# WHAT IS EXPECTED
Print each of the entries exactly, leaving nothing out.

# RECORD LIST
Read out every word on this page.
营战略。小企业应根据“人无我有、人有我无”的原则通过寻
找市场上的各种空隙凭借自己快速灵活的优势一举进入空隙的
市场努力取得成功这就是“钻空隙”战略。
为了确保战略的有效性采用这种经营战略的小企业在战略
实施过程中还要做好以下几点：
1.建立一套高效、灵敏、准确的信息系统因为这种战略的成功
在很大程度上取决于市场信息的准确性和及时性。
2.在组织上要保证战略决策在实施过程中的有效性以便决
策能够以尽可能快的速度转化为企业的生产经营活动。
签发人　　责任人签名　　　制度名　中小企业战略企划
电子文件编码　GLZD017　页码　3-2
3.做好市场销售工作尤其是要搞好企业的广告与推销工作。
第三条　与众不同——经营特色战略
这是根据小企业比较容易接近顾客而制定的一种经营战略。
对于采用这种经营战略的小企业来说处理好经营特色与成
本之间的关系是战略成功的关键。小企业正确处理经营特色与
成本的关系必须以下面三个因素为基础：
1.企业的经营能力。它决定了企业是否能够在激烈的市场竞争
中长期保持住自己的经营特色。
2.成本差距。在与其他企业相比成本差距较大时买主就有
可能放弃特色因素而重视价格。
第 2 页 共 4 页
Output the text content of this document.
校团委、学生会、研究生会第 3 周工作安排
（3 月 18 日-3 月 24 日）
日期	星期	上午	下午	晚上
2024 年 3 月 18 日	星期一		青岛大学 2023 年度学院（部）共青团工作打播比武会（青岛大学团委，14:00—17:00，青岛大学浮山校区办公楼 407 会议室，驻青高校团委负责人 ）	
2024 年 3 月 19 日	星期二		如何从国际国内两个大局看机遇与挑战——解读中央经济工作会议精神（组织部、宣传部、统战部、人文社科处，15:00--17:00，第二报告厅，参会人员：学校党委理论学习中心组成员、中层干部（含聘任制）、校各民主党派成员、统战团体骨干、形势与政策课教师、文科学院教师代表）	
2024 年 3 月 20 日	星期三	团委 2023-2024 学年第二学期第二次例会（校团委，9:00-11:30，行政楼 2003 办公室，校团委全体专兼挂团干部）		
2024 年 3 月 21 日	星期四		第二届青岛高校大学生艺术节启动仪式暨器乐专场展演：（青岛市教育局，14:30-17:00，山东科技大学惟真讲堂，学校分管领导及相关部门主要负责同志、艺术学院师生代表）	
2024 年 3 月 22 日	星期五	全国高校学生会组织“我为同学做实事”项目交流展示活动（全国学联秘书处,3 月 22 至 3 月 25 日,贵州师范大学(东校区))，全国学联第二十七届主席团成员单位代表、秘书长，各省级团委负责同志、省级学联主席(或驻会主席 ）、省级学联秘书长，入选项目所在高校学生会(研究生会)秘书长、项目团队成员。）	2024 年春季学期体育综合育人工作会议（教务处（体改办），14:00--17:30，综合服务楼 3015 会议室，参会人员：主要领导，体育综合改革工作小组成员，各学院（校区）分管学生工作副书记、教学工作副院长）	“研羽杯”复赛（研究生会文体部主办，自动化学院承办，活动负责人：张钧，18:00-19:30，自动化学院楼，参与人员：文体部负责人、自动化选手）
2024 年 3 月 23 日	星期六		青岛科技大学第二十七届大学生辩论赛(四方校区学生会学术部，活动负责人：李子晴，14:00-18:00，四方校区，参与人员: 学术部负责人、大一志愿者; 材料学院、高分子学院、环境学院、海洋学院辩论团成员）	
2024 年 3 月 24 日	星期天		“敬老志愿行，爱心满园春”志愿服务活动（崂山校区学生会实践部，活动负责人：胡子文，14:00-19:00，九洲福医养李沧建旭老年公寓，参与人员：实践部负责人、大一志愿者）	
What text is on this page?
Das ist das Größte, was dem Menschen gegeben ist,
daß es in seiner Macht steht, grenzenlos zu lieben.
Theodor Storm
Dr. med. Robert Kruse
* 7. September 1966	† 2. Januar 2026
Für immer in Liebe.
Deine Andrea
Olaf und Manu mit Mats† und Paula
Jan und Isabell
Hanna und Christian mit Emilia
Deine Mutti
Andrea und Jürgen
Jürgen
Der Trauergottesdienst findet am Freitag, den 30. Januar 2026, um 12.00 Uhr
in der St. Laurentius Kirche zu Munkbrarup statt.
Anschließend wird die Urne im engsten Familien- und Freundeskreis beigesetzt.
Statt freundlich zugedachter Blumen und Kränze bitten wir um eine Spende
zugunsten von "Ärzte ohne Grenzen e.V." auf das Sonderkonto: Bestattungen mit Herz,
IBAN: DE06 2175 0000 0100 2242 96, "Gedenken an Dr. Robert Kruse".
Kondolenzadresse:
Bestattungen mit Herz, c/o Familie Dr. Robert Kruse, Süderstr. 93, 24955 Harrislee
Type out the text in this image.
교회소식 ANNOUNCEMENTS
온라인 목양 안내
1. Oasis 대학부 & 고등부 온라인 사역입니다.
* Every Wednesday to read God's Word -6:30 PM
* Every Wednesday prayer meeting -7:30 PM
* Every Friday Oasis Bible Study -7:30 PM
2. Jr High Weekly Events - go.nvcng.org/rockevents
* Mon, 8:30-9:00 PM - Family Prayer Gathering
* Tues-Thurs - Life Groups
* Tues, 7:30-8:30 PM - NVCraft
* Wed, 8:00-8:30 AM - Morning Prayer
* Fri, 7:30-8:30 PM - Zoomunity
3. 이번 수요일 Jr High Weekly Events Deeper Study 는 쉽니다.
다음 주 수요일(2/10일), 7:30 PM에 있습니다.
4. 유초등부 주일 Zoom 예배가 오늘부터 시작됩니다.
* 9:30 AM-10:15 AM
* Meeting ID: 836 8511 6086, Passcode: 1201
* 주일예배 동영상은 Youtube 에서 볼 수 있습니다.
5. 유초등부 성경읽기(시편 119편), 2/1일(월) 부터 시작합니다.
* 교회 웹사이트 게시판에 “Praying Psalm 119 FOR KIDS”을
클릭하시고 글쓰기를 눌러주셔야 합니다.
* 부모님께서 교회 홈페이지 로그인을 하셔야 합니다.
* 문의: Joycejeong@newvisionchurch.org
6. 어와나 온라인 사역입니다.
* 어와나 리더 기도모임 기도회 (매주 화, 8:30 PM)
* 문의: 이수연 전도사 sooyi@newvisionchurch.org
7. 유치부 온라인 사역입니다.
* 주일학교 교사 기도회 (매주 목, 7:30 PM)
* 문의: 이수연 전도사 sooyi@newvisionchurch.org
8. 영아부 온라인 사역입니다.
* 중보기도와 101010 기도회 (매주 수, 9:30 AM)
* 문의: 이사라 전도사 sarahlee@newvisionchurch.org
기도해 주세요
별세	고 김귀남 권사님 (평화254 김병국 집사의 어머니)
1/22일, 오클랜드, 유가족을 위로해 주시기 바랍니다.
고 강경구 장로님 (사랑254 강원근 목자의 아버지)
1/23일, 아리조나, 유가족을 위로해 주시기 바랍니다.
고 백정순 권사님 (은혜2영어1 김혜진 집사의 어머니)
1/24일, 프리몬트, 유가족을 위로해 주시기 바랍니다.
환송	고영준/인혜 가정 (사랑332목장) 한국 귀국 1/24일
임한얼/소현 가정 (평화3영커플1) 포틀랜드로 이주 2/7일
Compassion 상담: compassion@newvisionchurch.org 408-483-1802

# ANSWER TO THE PROBLEM
Read out every word on this page.
营战略。小企业应根据“人无我有、人有我无”的原则通过寻
找市场上的各种空隙凭借自己快速灵活的优势一举进入空隙的
市场努力取得成功这就是“钻空隙”战略。
为了确保战略的有效性采用这种经营战略的小企业在战略
实施过程中还要做好以下几点：
1.建立一套高效、灵敏、准确的信息系统因为这种战略的成功
在很大程度上取决于市场信息的准确性和及时性。
2.在组织上要保证战略决策在实施过程中的有效性以便决
策能够以尽可能快的速度转化为企业的生产经营活动。
签发人　　责任人签名　　　制度名　中小企业战略企划
电子文件编码　GLZD017　页码　3-2
3.做好市场销售工作尤其是要搞好企业的广告与推销工作。
第三条　与众不同——经营特色战略
这是根据小企业比较容易接近顾客而制定的一种经营战略。
对于采用这种经营战略的小企业来说处理好经营特色与成
本之间的关系是战略成功的关键。小企业正确处理经营特色与
成本的关系必须以下面三个因素为基础：
1.企业的经营能力。它决定了企业是否能够在激烈的市场竞争
中长期保持住自己的经营特色。
2.成本差距。在与其他企业相比成本差距较大时买主就有
可能放弃特色因素而重视价格。
第 2 页 共 4 页
Output the text content of this document.
校团委、学生会、研究生会第 3 周工作安排
（3 月 18 日-3 月 24 日）
日期	星期	上午	下午	晚上
2024 年 3 月 18 日	星期一		青岛大学 2023 年度学院（部）共青团工作打播比武会（青岛大学团委，14:00—17:00，青岛大学浮山校区办公楼 407 会议室，驻青高校团委负责人 ）	
2024 年 3 月 19 日	星期二		如何从国际国内两个大局看机遇与挑战——解读中央经济工作会议精神（组织部、宣传部、统战部、人文社科处，15:00--17:00，第二报告厅，参会人员：学校党委理论学习中心组成员、中层干部（含聘任制）、校各民主党派成员、统战团体骨干、形势与政策课教师、文科学院教师代表）	
2024 年 3 月 20 日	星期三	团委 2023-2024 学年第二学期第二次例会（校团委，9:00-11:30，行政楼 2003 办公室，校团委全体专兼挂团干部）		
2024 年 3 月 21 日	星期四		第二届青岛高校大学生艺术节启动仪式暨器乐专场展演：（青岛市教育局，14:30-17:00，山东科技大学惟真讲堂，学校分管领导及相关部门主要负责同志、艺术学院师生代表）	
2024 年 3 月 22 日	星期五	全国高校学生会组织“我为同学做实事”项目交流展示活动（全国学联秘书处,3 月 22 至 3 月 25 日,贵州师范大学(东校区))，全国学联第二十七届主席团成员单位代表、秘书长，各省级团委负责同志、省级学联主席(或驻会主席 ）、省级学联秘书长，入选项目所在高校学生会(研究生会)秘书长、项目团队成员。）	2024 年春季学期体育综合育人工作会议（教务处（体改办），14:00--17:30，综合服务楼 3015 会议室，参会人员：主要领导，体育综合改革工作小组成员，各学院（校区）分管学生工作副书记、教学工作副院长）	“研羽杯”复赛（研究生会文体部主办，自动化学院承办，活动负责人：张钧，18:00-19:30，自动化学院楼，参与人员：文体部负责人、自动化选手）
2024 年 3 月 23 日	星期六		青岛科技大学第二十七届大学生辩论赛(四方校区学生会学术部，活动负责人：李子晴，14:00-18:00，四方校区，参与人员: 学术部负责人、大一志愿者; 材料学院、高分子学院、环境学院、海洋学院辩论团成员）	
2024 年 3 月 24 日	星期天		“敬老志愿行，爱心满园春”志愿服务活动（崂山校区学生会实践部，活动负责人：胡子文，14:00-19:00，九洲福医养李沧建旭老年公寓，参与人员：实践部负责人、大一志愿者）	
What text is on this page?
Das ist das Größte, was dem Menschen gegeben ist,
daß es in seiner Macht steht, grenzenlos zu lieben.
Theodor Storm
Dr. med. Robert Kruse
* 7. September 1966	† 2. Januar 2026
Für immer in Liebe.
Deine Andrea
Olaf und Manu mit Mats† und Paula
Jan und Isabell
Hanna und Christian mit Emilia
Deine Mutti
Andrea und Jürgen
Jürgen
Der Trauergottesdienst findet am Freitag, den 30. Januar 2026, um 12.00 Uhr
in der St. Laurentius Kirche zu Munkbrarup statt.
Anschließend wird die Urne im engsten Familien- und Freundeskreis beigesetzt.
Statt freundlich zugedachter Blumen und Kränze bitten wir um eine Spende
zugunsten von "Ärzte ohne Grenzen e.V." auf das Sonderkonto: Bestattungen mit Herz,
IBAN: DE06 2175 0000 0100 2242 96, "Gedenken an Dr. Robert Kruse".
Kondolenzadresse:
Bestattungen mit Herz, c/o Familie Dr. Robert Kruse, Süderstr. 93, 24955 Harrislee
Type out the text in this image.
교회소식 ANNOUNCEMENTS
온라인 목양 안내
1. Oasis 대학부 & 고등부 온라인 사역입니다.
* Every Wednesday to read God's Word -6:30 PM
* Every Wednesday prayer meeting -7:30 PM
* Every Friday Oasis Bible Study -7:30 PM
2. Jr High Weekly Events - go.nvcng.org/rockevents
* Mon, 8:30-9:00 PM - Family Prayer Gathering
* Tues-Thurs - Life Groups
* Tues, 7:30-8:30 PM - NVCraft
* Wed, 8:00-8:30 AM - Morning Prayer
* Fri, 7:30-8:30 PM - Zoomunity
3. 이번 수요일 Jr High Weekly Events Deeper Study 는 쉽니다.
다음 주 수요일(2/10일), 7:30 PM에 있습니다.
4. 유초등부 주일 Zoom 예배가 오늘부터 시작됩니다.
* 9:30 AM-10:15 AM
* Meeting ID: 836 8511 6086, Passcode: 1201
* 주일예배 동영상은 Youtube 에서 볼 수 있습니다.
5. 유초등부 성경읽기(시편 119편), 2/1일(월) 부터 시작합니다.
* 교회 웹사이트 게시판에 “Praying Psalm 119 FOR KIDS”을
클릭하시고 글쓰기를 눌러주셔야 합니다.
* 부모님께서 교회 홈페이지 로그인을 하셔야 합니다.
* 문의: Joycejeong@newvisionchurch.org
6. 어와나 온라인 사역입니다.
* 어와나 리더 기도모임 기도회 (매주 화, 8:30 PM)
* 문의: 이수연 전도사 sooyi@newvisionchurch.org
7. 유치부 온라인 사역입니다.
* 주일학교 교사 기도회 (매주 목, 7:30 PM)
* 문의: 이수연 전도사 sooyi@newvisionchurch.org
8. 영아부 온라인 사역입니다.
* 중보기도와 101010 기도회 (매주 수, 9:30 AM)
* 문의: 이사라 전도사 sarahlee@newvisionchurch.org
기도해 주세요
별세	고 김귀남 권사님 (평화254 김병국 집사의 어머니)
1/22일, 오클랜드, 유가족을 위로해 주시기 바랍니다.
고 강경구 장로님 (사랑254 강원근 목자의 아버지)
1/23일, 아리조나, 유가족을 위로해 주시기 바랍니다.
고 백정순 권사님 (은혜2영어1 김혜진 집사의 어머니)
1/24일, 프리몬트, 유가족을 위로해 주시기 바랍니다.
환송	고영준/인혜 가정 (사랑332목장) 한국 귀국 1/24일
임한얼/소현 가정 (평화3영커플1) 포틀랜드로 이주 2/7일
Compassion 상담: compassion@newvisionchurch.org 408-483-1802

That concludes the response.